Required work ->
Write out every line of the material exactly as it appears.
----
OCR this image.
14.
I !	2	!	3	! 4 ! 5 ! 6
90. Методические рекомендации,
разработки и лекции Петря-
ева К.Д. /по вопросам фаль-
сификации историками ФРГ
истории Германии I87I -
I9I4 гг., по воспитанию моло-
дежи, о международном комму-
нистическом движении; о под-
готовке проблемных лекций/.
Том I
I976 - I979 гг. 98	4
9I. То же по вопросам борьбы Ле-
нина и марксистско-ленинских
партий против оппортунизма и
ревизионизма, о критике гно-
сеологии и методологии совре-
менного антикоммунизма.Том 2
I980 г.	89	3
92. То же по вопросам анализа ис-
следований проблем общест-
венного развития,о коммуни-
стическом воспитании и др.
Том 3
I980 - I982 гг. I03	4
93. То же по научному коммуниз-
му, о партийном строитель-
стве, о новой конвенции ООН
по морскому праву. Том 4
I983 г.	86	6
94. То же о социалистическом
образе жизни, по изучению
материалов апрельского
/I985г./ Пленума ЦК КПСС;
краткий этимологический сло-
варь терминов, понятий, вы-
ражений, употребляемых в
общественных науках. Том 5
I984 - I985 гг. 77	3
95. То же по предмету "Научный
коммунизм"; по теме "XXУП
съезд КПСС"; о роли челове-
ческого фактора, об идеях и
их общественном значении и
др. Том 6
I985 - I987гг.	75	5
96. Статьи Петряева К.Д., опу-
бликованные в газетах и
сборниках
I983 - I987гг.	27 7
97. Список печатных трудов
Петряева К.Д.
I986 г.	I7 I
----
Exercise response ->
OCR this image.
14.
I !	2	!	3	! 4 ! 5 ! 6
90. Методические рекомендации,
разработки и лекции Петря-
ева К.Д. /по вопросам фаль-
сификации историками ФРГ
истории Германии I87I -
I9I4 гг., по воспитанию моло-
дежи, о международном комму-
нистическом движении; о под-
готовке проблемных лекций/.
Том I
I976 - I979 гг. 98	4
9I. То же по вопросам борьбы Ле-
нина и марксистско-ленинских
партий против оппортунизма и
ревизионизма, о критике гно-
сеологии и методологии совре-
менного антикоммунизма.Том 2
I980 г.	89	3
92. То же по вопросам анализа ис-
следований проблем общест-
венного развития,о коммуни-
стическом воспитании и др.
Том 3
I980 - I982 гг. I03	4
93. То же по научному коммуниз-
му, о партийном строитель-
стве, о новой конвенции ООН
по морскому праву. Том 4
I983 г.	86	6
94. То же о социалистическом
образе жизни, по изучению
материалов апрельского
/I985г./ Пленума ЦК КПСС;
краткий этимологический сло-
варь терминов, понятий, вы-
ражений, употребляемых в
общественных науках. Том 5
I984 - I985 гг. 77	3
95. То же по предмету "Научный
коммунизм"; по теме "XXУП
съезд КПСС"; о роли челове-
ческого фактора, об идеях и
их общественном значении и
др. Том 6
I985 - I987гг.	75	5
96. Статьи Петряева К.Д., опу-
бликованные в газетах и
сборниках
I983 - I987гг.	27 7
97. Список печатных трудов
Петряева К.Д.
I986 г.	I7 I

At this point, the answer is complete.